__MATERIAL TO PROCESS__:
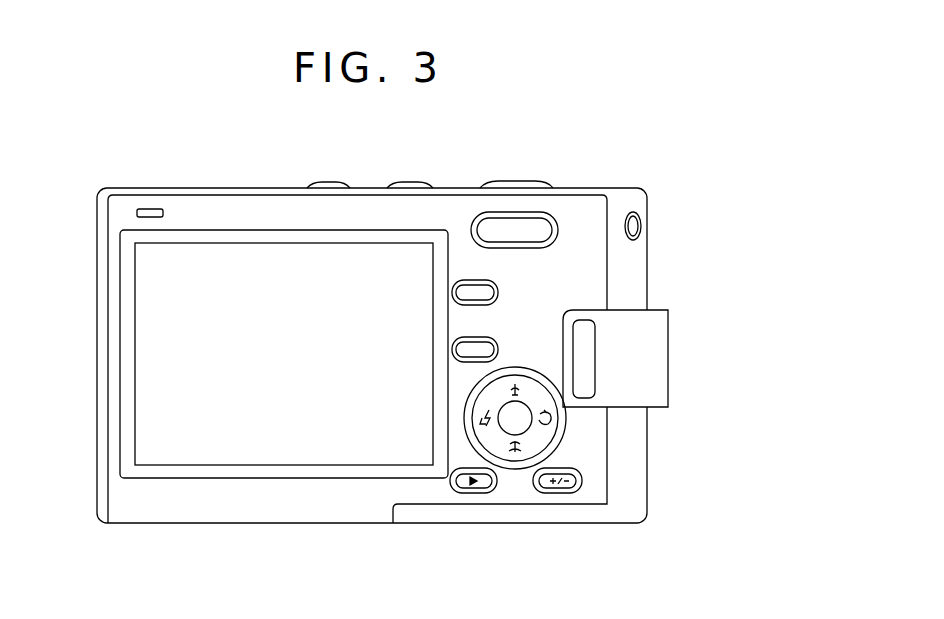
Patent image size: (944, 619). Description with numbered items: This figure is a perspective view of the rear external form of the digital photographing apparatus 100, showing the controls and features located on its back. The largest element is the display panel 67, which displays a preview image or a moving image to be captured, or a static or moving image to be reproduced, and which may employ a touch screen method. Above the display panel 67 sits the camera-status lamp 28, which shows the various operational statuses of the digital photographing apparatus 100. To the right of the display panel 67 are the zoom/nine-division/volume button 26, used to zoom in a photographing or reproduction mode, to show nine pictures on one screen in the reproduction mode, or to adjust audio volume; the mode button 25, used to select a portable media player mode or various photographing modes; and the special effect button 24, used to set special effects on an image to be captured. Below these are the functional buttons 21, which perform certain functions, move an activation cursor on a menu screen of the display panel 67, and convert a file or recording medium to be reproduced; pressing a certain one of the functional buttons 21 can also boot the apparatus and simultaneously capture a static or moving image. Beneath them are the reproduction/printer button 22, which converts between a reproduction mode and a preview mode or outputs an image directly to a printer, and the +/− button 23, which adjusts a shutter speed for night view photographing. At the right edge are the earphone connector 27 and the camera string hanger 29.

The digital photographing apparatus 100 is at (633, 162).
The display panel 67 is at (248, 263).
The camera-status lamp 28 is at (150, 209).
The zoom/9-division/volume button 26 is at (507, 228).
The mode button 25 is at (462, 288).
The special effect button 24 is at (488, 347).
The earphone connector 27 is at (642, 226).
The camera string hanger 29 is at (663, 358).
The functional buttons 21 is at (562, 432).
The reproduction/printer button 22 is at (473, 493).
The +/− button 23 is at (557, 493).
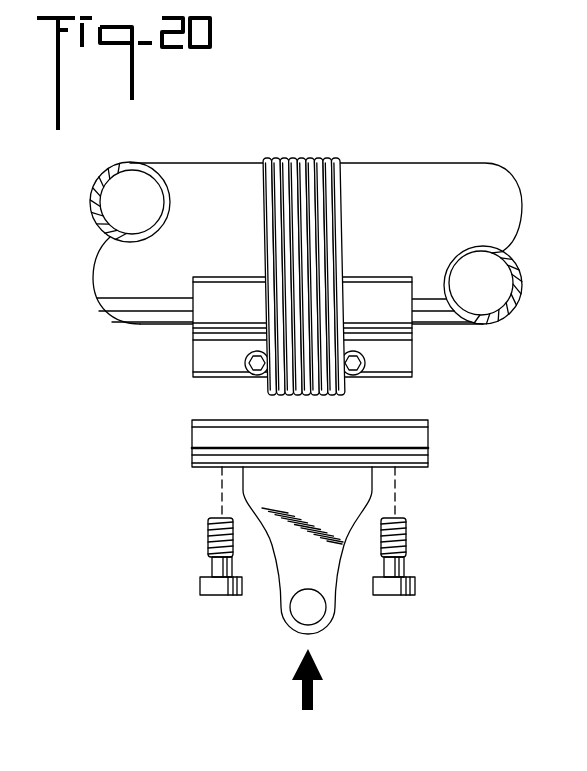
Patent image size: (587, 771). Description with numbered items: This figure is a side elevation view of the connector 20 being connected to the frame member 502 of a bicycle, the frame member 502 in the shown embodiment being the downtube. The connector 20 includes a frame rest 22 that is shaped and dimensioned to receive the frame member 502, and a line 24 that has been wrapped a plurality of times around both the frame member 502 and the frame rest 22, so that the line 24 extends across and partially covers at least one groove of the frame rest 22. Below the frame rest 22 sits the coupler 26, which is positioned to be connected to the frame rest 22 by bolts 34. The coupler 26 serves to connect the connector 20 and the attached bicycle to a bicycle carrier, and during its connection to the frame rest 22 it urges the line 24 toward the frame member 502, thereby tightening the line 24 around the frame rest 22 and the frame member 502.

The connector 20 is at (402, 134).
The frame member 502 is at (228, 189).
The frame rest 22 is at (168, 354).
The line 24 is at (331, 392).
The coupler 26 is at (455, 481).
The bolts 34 is at (215, 572).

__INSTRUCTIONS TO FOLLOW__:
Can you retype all of the material above word for word, leaving the pictures out?

__TASK OUTPUT__:
Patent image size: (944, 619). Description with numbered items: This figure is a perspective view of the rear external form of the digital photographing apparatus 100, showing the controls and features located on its back. The largest element is the display panel 67, which displays a preview image or a moving image to be captured, or a static or moving image to be reproduced, and which may employ a touch screen method. Above the display panel 67 sits the camera-status lamp 28, which shows the various operational statuses of the digital photographing apparatus 100. To the right of the display panel 67 are the zoom/nine-division/volume button 26, used to zoom in a photographing or reproduction mode, to show nine pictures on one screen in the reproduction mode, or to adjust audio volume; the mode button 25, used to select a portable media player mode or various photographing modes; and the special effect button 24, used to set special effects on an image to be captured. Below these are the functional buttons 21, which perform certain functions, move an activation cursor on a menu screen of the display panel 67, and convert a file or recording medium to be reproduced; pressing a certain one of the functional buttons 21 can also boot the apparatus and simultaneously capture a static or moving image. Beneath them are the reproduction/printer button 22, which converts between a reproduction mode and a preview mode or outputs an image directly to a printer, and the +/− button 23, which adjusts a shutter speed for night view photographing. At the right edge are the earphone connector 27 and the camera string hanger 29.

The digital photographing apparatus 100 is at (633, 162).
The display panel 67 is at (248, 263).
The camera-status lamp 28 is at (150, 209).
The zoom/9-division/volume button 26 is at (507, 228).
The mode button 25 is at (462, 288).
The special effect button 24 is at (488, 347).
The earphone connector 27 is at (642, 226).
The camera string hanger 29 is at (663, 358).
The functional buttons 21 is at (562, 432).
The reproduction/printer button 22 is at (473, 493).
The +/− button 23 is at (557, 493).
Patent image size: (587, 771). Description with numbered items: This figure is a side elevation view of the connector 20 being connected to the frame member 502 of a bicycle, the frame member 502 in the shown embodiment being the downtube. The connector 20 includes a frame rest 22 that is shaped and dimensioned to receive the frame member 502, and a line 24 that has been wrapped a plurality of times around both the frame member 502 and the frame rest 22, so that the line 24 extends across and partially covers at least one groove of the frame rest 22. Below the frame rest 22 sits the coupler 26, which is positioned to be connected to the frame rest 22 by bolts 34. The coupler 26 serves to connect the connector 20 and the attached bicycle to a bicycle carrier, and during its connection to the frame rest 22 it urges the line 24 toward the frame member 502, thereby tightening the line 24 around the frame rest 22 and the frame member 502.

The connector 20 is at (402, 134).
The frame member 502 is at (228, 189).
The frame rest 22 is at (168, 354).
The line 24 is at (331, 392).
The coupler 26 is at (455, 481).
The bolts 34 is at (215, 572).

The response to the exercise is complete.